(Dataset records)
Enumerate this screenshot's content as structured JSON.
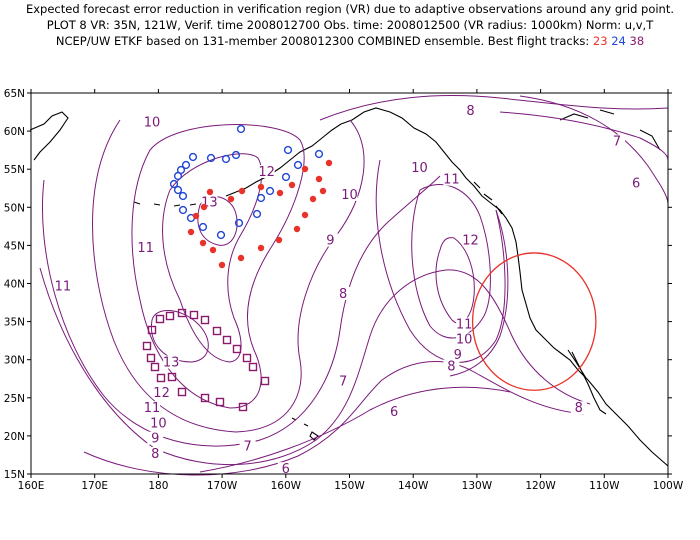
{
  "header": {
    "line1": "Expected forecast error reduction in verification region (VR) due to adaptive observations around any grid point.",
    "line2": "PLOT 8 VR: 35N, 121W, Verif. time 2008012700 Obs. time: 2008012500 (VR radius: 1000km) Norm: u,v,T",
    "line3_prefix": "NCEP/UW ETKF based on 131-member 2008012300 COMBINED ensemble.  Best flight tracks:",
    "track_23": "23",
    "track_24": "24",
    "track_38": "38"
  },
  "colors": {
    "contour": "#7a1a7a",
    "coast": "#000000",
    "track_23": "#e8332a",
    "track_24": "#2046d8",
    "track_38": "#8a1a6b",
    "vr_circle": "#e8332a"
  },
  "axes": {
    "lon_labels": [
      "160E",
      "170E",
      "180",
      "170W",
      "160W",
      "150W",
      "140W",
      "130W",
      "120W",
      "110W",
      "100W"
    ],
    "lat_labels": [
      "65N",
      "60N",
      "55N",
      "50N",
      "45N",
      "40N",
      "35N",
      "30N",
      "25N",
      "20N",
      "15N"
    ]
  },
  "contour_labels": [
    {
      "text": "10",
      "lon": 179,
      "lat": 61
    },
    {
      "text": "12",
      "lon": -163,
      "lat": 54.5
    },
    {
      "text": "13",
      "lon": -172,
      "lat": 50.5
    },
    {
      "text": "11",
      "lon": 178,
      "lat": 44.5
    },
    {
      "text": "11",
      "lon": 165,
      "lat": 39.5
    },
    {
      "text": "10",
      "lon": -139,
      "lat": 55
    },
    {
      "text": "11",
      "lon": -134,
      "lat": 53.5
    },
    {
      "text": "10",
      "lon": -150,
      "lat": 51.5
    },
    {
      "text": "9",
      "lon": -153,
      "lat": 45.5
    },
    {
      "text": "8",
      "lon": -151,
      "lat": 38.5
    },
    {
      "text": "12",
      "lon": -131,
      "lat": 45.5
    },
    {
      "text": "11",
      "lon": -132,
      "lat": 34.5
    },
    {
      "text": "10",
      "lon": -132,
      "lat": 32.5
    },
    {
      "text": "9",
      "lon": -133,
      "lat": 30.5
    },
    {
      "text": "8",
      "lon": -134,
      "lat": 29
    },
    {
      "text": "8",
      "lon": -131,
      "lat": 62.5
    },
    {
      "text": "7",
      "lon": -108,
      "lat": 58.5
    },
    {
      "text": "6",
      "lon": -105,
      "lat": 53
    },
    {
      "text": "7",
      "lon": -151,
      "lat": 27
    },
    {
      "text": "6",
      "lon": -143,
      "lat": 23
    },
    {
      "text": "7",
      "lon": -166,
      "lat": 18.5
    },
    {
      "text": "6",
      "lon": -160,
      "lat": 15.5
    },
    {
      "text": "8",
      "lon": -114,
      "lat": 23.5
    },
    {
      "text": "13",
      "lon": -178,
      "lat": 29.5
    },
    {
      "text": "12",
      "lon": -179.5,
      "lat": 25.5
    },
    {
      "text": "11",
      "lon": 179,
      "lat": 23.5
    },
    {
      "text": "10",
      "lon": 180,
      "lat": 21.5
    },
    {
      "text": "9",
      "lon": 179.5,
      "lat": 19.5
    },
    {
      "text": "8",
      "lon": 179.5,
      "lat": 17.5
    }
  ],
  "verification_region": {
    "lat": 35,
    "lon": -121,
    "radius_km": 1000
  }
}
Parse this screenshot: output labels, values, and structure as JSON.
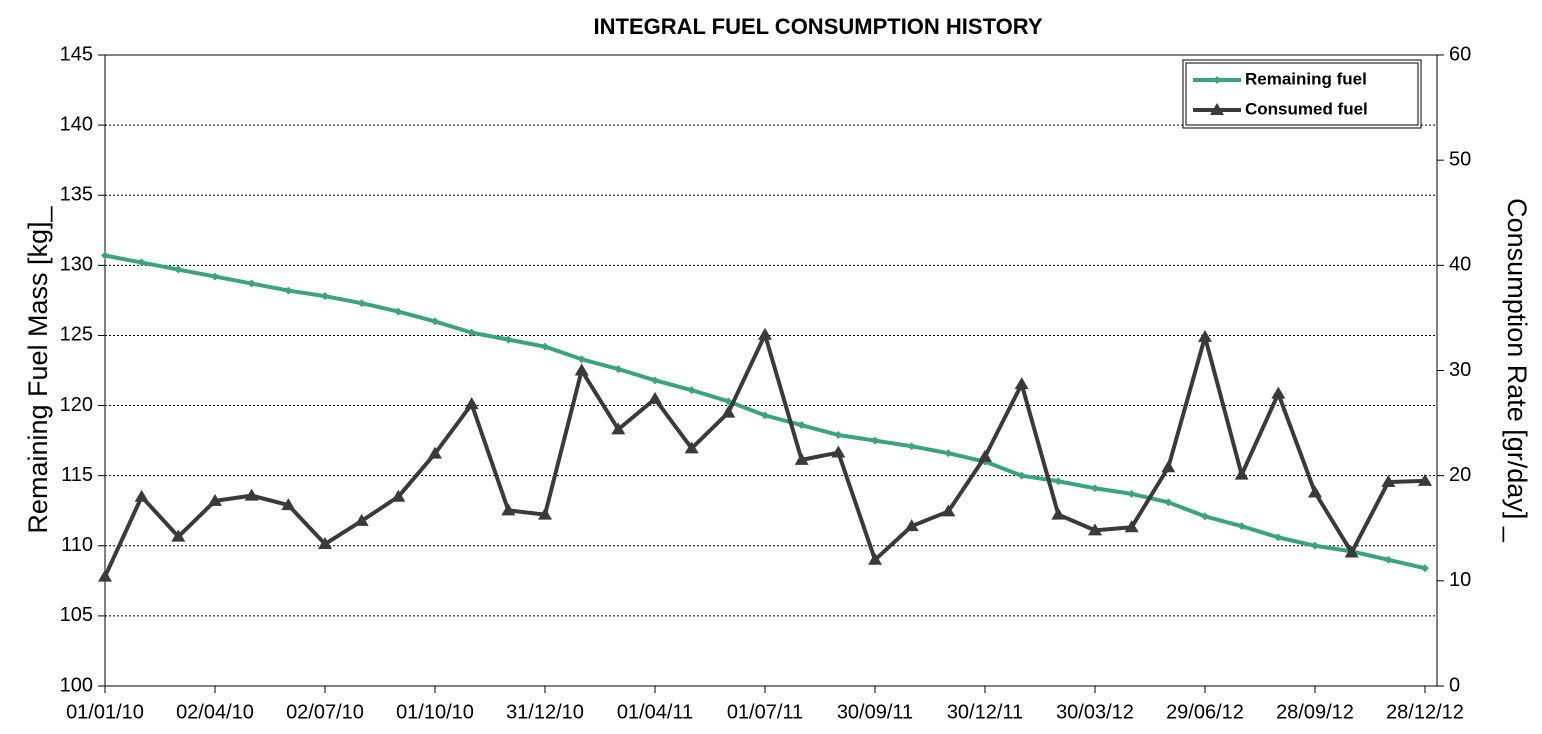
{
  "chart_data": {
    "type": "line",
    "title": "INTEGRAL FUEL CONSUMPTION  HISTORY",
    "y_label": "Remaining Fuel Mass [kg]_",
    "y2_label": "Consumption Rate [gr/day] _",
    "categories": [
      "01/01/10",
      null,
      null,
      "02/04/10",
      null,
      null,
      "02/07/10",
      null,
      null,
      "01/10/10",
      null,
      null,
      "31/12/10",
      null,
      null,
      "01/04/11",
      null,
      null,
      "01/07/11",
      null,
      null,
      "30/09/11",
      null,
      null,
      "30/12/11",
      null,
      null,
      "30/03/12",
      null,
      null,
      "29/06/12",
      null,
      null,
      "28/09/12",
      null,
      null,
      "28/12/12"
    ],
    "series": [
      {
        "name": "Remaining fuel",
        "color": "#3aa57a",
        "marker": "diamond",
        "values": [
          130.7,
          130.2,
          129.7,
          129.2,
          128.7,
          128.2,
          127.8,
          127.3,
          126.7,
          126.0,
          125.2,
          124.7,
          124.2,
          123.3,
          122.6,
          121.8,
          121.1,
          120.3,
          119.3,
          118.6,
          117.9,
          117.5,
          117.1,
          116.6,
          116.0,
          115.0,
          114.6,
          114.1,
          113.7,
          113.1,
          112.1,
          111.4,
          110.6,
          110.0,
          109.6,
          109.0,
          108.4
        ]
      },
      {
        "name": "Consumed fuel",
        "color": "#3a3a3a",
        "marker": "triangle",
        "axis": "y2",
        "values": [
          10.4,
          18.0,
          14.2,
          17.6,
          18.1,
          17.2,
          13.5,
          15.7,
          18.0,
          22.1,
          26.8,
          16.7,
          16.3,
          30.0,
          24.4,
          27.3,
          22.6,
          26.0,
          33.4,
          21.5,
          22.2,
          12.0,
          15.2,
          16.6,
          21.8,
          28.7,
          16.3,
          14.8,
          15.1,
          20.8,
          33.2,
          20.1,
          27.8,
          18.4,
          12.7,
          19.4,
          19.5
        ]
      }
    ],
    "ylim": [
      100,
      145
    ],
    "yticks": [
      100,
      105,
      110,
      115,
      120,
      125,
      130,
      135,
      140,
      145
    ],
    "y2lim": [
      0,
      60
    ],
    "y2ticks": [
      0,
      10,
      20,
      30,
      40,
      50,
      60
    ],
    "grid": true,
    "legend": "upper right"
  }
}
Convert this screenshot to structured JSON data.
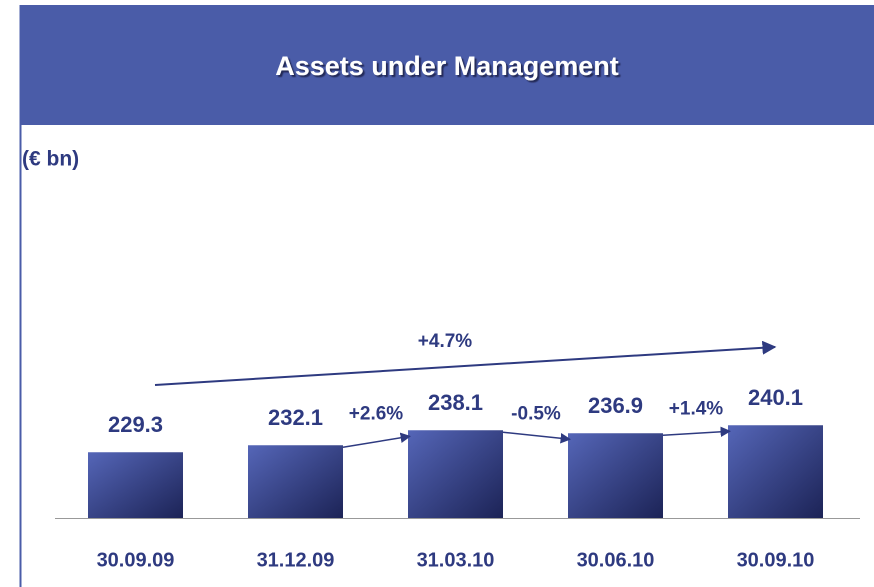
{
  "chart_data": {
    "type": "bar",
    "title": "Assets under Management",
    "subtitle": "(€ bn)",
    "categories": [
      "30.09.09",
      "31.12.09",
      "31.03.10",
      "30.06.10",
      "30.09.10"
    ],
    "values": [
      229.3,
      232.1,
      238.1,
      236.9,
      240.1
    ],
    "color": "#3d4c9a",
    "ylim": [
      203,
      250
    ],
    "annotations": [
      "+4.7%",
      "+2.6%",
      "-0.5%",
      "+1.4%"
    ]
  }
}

- [Aim of the task]: Write out every line of the data that holds the word "grid".

- [Answer]:
    "line1": "Expected forecast error reduction in verification region (VR) due to adaptive observations around any grid point.",
    "grid": true,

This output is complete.